Written request:
Reproduce only the lines that run from the line with "Type out the text in this image." to the last line of the material, both ends included, exactly as they appear.

(Records from a collection)
________________________

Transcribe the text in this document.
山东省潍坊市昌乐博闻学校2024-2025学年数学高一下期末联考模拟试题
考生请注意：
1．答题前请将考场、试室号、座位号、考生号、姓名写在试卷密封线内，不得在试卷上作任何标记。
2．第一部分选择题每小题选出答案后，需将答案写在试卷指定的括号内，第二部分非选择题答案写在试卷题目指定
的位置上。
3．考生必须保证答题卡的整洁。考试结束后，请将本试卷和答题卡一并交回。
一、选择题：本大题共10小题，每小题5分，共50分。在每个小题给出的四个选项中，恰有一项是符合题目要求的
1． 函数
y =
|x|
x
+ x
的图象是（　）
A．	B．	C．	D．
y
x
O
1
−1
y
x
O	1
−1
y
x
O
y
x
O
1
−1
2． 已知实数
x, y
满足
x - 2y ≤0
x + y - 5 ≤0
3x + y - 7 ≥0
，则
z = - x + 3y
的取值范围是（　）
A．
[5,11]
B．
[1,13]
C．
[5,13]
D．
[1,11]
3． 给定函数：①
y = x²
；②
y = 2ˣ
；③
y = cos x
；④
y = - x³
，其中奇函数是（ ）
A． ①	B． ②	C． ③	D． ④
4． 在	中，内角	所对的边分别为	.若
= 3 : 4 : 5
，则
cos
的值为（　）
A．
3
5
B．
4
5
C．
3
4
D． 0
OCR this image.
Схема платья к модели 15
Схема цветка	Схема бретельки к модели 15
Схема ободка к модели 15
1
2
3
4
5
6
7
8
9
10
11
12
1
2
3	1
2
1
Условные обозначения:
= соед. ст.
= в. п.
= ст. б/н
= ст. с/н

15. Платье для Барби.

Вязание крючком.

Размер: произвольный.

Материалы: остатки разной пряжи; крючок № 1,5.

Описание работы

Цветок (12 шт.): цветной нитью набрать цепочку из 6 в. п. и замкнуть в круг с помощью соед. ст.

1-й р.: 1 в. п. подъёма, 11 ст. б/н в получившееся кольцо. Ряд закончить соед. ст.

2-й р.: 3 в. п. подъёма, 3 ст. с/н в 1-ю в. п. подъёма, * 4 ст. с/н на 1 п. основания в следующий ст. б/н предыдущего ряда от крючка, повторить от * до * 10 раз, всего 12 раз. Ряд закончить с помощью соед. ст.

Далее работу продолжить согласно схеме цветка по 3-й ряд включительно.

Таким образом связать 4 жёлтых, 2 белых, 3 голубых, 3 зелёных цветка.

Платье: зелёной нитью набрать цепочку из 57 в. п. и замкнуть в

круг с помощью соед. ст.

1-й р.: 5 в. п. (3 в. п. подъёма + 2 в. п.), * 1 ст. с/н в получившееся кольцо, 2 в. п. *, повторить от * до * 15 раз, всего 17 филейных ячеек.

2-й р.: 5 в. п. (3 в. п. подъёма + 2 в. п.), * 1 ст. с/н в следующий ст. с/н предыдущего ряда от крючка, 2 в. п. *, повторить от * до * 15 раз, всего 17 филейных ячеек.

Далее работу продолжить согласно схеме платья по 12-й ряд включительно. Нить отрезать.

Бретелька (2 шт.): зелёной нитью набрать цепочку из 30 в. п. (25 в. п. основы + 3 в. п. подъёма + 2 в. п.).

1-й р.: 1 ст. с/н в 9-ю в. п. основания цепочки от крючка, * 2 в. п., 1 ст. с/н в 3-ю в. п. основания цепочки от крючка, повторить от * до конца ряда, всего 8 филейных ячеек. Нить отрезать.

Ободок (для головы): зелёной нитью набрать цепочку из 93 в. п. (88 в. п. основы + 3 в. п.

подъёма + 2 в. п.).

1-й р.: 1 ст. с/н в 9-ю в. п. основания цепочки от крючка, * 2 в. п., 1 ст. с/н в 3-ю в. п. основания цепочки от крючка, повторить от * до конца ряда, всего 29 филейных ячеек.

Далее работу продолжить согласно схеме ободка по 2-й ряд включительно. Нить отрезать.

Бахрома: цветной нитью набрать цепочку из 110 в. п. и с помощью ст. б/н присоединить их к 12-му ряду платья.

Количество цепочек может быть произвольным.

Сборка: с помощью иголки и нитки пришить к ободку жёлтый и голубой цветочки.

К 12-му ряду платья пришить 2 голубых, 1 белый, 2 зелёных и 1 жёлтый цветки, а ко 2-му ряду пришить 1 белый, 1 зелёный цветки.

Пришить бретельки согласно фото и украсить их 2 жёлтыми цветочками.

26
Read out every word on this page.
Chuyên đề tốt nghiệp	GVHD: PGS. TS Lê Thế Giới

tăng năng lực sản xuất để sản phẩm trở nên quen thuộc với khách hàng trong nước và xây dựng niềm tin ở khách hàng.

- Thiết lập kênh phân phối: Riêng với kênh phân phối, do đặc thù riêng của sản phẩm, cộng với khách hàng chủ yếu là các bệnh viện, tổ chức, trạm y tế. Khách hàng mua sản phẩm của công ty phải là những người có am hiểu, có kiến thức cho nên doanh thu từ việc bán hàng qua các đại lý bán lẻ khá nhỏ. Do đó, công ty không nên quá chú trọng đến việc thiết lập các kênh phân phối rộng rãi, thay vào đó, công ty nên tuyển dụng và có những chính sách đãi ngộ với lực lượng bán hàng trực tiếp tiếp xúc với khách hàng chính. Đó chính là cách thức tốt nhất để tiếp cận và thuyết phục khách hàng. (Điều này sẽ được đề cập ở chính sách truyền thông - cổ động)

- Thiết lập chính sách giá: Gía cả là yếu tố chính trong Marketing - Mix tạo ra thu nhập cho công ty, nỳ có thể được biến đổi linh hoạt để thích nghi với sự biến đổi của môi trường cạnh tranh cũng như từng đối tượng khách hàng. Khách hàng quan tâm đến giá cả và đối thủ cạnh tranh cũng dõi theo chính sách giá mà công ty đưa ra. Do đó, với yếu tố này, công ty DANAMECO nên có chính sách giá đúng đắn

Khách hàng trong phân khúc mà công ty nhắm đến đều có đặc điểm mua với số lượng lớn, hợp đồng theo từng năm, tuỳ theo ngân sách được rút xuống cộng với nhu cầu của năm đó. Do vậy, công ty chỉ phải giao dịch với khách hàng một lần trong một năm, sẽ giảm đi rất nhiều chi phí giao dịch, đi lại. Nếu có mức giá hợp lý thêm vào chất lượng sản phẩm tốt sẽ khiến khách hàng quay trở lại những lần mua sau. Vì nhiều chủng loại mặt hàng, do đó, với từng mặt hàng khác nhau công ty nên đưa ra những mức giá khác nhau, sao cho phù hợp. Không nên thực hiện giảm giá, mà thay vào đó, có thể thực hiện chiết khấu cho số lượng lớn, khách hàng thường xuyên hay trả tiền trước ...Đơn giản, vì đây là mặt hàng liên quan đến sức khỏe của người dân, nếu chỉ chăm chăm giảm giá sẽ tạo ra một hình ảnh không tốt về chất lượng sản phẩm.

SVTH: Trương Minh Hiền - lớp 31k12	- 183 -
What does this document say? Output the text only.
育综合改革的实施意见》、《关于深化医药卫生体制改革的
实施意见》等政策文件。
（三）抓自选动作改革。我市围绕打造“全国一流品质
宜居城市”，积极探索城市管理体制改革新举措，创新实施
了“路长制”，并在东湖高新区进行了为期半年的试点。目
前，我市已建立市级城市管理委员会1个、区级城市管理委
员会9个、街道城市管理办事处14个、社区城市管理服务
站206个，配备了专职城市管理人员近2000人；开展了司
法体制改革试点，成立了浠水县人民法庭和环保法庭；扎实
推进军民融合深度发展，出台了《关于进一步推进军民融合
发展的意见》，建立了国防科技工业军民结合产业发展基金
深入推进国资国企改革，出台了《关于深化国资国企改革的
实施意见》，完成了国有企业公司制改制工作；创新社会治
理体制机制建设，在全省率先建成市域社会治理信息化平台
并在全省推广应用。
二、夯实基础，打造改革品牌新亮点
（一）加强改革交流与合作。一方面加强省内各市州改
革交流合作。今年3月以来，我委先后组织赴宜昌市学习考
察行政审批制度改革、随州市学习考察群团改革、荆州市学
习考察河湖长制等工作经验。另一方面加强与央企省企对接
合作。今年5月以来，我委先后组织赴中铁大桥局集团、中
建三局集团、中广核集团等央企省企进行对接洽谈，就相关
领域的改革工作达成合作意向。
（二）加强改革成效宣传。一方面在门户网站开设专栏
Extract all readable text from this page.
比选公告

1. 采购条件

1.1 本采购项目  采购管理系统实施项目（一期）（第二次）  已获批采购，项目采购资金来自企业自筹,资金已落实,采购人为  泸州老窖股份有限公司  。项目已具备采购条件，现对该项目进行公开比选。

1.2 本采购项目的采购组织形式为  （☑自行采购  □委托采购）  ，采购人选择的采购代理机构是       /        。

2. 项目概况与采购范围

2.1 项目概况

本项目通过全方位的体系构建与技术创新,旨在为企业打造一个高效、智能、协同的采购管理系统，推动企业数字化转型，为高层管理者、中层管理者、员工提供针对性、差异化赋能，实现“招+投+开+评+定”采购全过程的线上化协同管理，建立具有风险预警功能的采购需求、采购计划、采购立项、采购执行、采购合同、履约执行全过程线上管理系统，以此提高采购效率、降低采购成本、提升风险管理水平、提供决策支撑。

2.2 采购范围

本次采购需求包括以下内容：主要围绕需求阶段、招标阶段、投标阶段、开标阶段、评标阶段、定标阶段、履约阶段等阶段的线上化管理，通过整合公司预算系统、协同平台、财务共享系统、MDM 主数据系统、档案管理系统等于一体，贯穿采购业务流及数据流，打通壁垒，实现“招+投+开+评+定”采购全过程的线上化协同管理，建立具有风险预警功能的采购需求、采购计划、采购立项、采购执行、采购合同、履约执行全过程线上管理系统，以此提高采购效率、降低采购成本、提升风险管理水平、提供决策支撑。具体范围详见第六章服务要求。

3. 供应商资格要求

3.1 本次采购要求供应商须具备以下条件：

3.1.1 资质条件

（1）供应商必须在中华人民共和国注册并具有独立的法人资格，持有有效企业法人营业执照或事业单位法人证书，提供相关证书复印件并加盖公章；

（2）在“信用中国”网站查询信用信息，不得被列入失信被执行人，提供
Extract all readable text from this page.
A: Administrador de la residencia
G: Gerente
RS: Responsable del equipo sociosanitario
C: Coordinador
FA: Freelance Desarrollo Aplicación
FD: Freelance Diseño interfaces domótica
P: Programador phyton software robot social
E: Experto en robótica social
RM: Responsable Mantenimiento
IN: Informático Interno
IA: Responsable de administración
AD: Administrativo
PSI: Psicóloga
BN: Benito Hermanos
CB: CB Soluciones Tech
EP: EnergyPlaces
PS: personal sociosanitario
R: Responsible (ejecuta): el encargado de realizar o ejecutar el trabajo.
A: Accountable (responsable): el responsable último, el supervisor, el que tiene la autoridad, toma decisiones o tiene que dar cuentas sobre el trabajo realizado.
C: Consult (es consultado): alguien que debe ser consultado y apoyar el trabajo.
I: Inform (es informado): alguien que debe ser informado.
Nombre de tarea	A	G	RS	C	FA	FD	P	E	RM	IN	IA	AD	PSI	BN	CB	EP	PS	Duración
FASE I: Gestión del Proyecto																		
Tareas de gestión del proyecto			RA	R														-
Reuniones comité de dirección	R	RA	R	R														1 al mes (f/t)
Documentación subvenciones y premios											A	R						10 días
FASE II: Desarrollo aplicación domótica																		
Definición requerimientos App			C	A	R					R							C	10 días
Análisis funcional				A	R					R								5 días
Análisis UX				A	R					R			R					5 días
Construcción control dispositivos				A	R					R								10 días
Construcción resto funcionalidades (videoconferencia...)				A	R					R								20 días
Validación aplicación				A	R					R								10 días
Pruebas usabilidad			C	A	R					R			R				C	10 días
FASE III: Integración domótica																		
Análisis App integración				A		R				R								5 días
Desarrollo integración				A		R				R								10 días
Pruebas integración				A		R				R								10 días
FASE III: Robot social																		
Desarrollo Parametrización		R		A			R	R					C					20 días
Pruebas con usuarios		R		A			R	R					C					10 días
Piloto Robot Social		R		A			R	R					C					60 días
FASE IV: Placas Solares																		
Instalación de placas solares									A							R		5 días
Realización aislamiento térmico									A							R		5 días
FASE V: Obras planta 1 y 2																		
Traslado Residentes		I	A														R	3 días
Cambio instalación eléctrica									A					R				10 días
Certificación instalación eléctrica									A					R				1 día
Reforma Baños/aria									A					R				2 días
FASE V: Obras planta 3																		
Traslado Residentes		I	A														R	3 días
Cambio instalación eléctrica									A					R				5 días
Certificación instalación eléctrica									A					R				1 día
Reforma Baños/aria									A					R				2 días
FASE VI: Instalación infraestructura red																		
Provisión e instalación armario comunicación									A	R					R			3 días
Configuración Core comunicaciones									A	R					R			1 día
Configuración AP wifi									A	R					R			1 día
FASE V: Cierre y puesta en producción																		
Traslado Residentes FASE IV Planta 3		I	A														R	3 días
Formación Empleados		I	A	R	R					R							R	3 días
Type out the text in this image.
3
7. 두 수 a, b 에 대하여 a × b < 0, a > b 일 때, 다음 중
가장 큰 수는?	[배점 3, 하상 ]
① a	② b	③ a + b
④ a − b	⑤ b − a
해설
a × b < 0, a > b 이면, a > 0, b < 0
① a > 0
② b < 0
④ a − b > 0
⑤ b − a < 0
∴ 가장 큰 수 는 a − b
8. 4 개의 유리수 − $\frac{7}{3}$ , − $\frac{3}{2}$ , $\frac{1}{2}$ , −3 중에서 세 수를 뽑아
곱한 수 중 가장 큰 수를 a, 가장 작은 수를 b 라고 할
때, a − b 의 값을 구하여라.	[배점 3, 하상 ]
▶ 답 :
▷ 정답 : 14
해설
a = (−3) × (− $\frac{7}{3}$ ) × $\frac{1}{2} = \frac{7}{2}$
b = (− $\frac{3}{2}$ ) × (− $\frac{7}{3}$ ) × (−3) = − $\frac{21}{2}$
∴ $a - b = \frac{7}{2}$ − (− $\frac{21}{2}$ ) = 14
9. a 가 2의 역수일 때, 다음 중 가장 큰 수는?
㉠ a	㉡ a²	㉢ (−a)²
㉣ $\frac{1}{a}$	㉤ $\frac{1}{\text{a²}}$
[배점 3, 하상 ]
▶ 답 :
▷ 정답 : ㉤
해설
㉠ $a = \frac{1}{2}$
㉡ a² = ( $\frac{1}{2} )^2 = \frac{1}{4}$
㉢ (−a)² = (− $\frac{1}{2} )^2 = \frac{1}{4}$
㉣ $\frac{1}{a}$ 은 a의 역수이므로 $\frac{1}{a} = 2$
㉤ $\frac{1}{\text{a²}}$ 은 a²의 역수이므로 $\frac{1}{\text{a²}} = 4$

________________________

Exercise answer:
Type out the text in this image.
3
7. 두 수 a, b 에 대하여 a × b < 0, a > b 일 때, 다음 중
가장 큰 수는?	[배점 3, 하상 ]
① a	② b	③ a + b
④ a − b	⑤ b − a
해설
a × b < 0, a > b 이면, a > 0, b < 0
① a > 0
② b < 0
④ a − b > 0
⑤ b − a < 0
∴ 가장 큰 수 는 a − b
8. 4 개의 유리수 − $\frac{7}{3}$ , − $\frac{3}{2}$ , $\frac{1}{2}$ , −3 중에서 세 수를 뽑아
곱한 수 중 가장 큰 수를 a, 가장 작은 수를 b 라고 할
때, a − b 의 값을 구하여라.	[배점 3, 하상 ]
▶ 답 :
▷ 정답 : 14
해설
a = (−3) × (− $\frac{7}{3}$ ) × $\frac{1}{2} = \frac{7}{2}$
b = (− $\frac{3}{2}$ ) × (− $\frac{7}{3}$ ) × (−3) = − $\frac{21}{2}$
∴ $a - b = \frac{7}{2}$ − (− $\frac{21}{2}$ ) = 14
9. a 가 2의 역수일 때, 다음 중 가장 큰 수는?
㉠ a	㉡ a²	㉢ (−a)²
㉣ $\frac{1}{a}$	㉤ $\frac{1}{\text{a²}}$
[배점 3, 하상 ]
▶ 답 :
▷ 정답 : ㉤
해설
㉠ $a = \frac{1}{2}$
㉡ a² = ( $\frac{1}{2} )^2 = \frac{1}{4}$
㉢ (−a)² = (− $\frac{1}{2} )^2 = \frac{1}{4}$
㉣ $\frac{1}{a}$ 은 a의 역수이므로 $\frac{1}{a} = 2$
㉤ $\frac{1}{\text{a²}}$ 은 a²의 역수이므로 $\frac{1}{\text{a²}} = 4$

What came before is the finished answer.